**EXERCISE BRIEF:** The records below are made of lines; count those holding the word "أقرأ" and give the number only.

** Start MATERIAL FOR THE TASK **

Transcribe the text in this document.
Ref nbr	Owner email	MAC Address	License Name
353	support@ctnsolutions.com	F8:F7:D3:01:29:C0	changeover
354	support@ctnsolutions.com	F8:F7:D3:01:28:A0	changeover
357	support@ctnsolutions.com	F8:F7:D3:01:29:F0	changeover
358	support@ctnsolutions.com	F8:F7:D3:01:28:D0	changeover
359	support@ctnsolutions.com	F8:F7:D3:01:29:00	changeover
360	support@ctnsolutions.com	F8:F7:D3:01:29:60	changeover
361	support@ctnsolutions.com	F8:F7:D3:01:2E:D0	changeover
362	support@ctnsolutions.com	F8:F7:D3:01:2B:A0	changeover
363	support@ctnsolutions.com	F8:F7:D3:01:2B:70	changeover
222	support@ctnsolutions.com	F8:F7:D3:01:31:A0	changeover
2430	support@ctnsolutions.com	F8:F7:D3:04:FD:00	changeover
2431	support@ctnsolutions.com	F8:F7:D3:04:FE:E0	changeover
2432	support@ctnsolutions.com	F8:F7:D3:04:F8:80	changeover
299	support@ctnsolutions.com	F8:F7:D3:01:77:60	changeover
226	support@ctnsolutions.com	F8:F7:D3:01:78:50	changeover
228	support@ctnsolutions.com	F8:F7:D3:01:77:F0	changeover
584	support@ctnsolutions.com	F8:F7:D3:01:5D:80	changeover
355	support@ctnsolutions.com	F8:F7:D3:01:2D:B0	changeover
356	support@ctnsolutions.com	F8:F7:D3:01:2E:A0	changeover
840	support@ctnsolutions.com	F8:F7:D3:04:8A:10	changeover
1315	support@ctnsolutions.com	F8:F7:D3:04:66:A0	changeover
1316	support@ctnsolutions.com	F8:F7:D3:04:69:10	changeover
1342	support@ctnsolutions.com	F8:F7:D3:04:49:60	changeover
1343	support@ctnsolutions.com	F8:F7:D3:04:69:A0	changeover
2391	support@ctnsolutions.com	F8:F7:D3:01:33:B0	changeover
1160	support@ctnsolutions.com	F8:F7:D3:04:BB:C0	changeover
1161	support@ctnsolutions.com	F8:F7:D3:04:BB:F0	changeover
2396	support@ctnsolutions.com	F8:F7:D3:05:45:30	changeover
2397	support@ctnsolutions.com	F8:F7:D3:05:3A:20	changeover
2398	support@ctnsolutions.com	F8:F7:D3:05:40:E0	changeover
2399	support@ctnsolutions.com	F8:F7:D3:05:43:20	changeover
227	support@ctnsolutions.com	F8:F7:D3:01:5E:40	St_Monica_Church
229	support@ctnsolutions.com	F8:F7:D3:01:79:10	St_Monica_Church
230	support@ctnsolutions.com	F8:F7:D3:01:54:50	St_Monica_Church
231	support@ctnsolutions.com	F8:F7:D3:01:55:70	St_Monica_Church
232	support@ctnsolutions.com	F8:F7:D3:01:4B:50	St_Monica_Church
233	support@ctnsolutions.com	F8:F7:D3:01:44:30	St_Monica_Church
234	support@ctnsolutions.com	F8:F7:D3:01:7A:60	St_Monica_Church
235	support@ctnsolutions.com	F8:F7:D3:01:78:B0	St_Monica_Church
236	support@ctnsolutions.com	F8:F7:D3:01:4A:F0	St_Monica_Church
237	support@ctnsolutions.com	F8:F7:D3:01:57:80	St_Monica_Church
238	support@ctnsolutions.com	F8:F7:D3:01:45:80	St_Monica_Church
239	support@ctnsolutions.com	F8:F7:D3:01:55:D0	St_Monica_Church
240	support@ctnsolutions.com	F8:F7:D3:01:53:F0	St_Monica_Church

** End MATERIAL FOR THE TASK **
** Start MATERIAL FOR THE TASK **

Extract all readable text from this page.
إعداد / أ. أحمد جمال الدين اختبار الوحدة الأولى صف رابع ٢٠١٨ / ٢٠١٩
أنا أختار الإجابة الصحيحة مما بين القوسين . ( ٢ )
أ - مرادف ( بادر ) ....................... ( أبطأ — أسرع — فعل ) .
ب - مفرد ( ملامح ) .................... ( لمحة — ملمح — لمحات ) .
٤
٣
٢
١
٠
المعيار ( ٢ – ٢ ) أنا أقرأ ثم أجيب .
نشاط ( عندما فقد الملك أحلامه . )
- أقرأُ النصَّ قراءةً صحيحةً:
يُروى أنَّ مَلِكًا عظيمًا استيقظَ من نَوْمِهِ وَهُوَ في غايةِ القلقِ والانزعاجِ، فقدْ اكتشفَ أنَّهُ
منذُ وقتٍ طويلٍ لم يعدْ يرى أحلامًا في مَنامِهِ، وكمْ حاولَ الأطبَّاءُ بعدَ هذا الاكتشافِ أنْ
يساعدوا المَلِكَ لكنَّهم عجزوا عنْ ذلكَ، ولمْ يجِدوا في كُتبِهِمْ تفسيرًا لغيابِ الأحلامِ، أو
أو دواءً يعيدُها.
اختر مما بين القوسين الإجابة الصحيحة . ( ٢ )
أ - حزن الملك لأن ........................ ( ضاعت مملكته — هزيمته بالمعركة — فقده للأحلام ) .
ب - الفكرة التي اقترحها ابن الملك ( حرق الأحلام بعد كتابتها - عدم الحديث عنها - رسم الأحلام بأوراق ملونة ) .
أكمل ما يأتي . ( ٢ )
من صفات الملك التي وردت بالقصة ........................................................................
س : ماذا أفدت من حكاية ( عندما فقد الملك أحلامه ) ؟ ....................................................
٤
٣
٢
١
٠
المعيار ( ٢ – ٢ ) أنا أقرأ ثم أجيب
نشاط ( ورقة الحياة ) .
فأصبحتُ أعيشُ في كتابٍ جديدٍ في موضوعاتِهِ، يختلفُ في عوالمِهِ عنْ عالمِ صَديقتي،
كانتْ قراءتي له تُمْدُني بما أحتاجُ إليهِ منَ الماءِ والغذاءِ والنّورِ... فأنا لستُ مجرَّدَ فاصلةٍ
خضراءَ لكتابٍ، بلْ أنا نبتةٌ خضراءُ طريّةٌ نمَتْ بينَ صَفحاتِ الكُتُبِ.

** End MATERIAL FOR THE TASK **

**RESULT FOR THIS TASK:** 3